START

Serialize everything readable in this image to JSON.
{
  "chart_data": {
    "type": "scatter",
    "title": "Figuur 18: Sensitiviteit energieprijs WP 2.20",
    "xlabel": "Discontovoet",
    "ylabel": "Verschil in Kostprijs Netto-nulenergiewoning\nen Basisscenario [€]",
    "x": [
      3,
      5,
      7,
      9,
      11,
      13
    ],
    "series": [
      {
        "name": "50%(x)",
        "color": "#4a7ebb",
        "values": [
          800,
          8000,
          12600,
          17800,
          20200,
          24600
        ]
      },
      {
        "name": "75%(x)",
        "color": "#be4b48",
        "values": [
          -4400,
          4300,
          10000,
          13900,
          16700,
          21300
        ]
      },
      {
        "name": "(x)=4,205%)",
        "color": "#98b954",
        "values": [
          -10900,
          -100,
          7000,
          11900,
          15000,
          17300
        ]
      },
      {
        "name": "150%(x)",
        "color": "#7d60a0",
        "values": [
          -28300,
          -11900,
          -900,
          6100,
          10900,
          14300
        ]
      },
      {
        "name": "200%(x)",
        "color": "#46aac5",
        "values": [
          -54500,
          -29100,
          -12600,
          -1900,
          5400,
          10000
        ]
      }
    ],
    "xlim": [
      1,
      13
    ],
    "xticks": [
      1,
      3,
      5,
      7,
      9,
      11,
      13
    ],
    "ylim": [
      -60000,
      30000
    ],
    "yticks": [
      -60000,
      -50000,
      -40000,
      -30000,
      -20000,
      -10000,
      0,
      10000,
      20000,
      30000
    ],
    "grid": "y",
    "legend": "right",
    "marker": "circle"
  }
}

END

◆ **What this task involves**: The listing above must be transcribed exactly, line by line.

◆ **Expected answer**:
Serialize everything readable in this image to JSON.
{
  "chart_data": {
    "type": "scatter",
    "title": "Figuur 18: Sensitiviteit energieprijs WP 2.20",
    "xlabel": "Discontovoet",
    "ylabel": "Verschil in Kostprijs Netto-nulenergiewoning\nen Basisscenario [€]",
    "x": [
      3,
      5,
      7,
      9,
      11,
      13
    ],
    "series": [
      {
        "name": "50%(x)",
        "color": "#4a7ebb",
        "values": [
          800,
          8000,
          12600,
          17800,
          20200,
          24600
        ]
      },
      {
        "name": "75%(x)",
        "color": "#be4b48",
        "values": [
          -4400,
          4300,
          10000,
          13900,
          16700,
          21300
        ]
      },
      {
        "name": "(x)=4,205%)",
        "color": "#98b954",
        "values": [
          -10900,
          -100,
          7000,
          11900,
          15000,
          17300
        ]
      },
      {
        "name": "150%(x)",
        "color": "#7d60a0",
        "values": [
          -28300,
          -11900,
          -900,
          6100,
          10900,
          14300
        ]
      },
      {
        "name": "200%(x)",
        "color": "#46aac5",
        "values": [
          -54500,
          -29100,
          -12600,
          -1900,
          5400,
          10000
        ]
      }
    ],
    "xlim": [
      1,
      13
    ],
    "xticks": [
      1,
      3,
      5,
      7,
      9,
      11,
      13
    ],
    "ylim": [
      -60000,
      30000
    ],
    "yticks": [
      -60000,
      -50000,
      -40000,
      -30000,
      -20000,
      -10000,
      0,
      10000,
      20000,
      30000
    ],
    "grid": "y",
    "legend": "right",
    "marker": "circle"
  }
}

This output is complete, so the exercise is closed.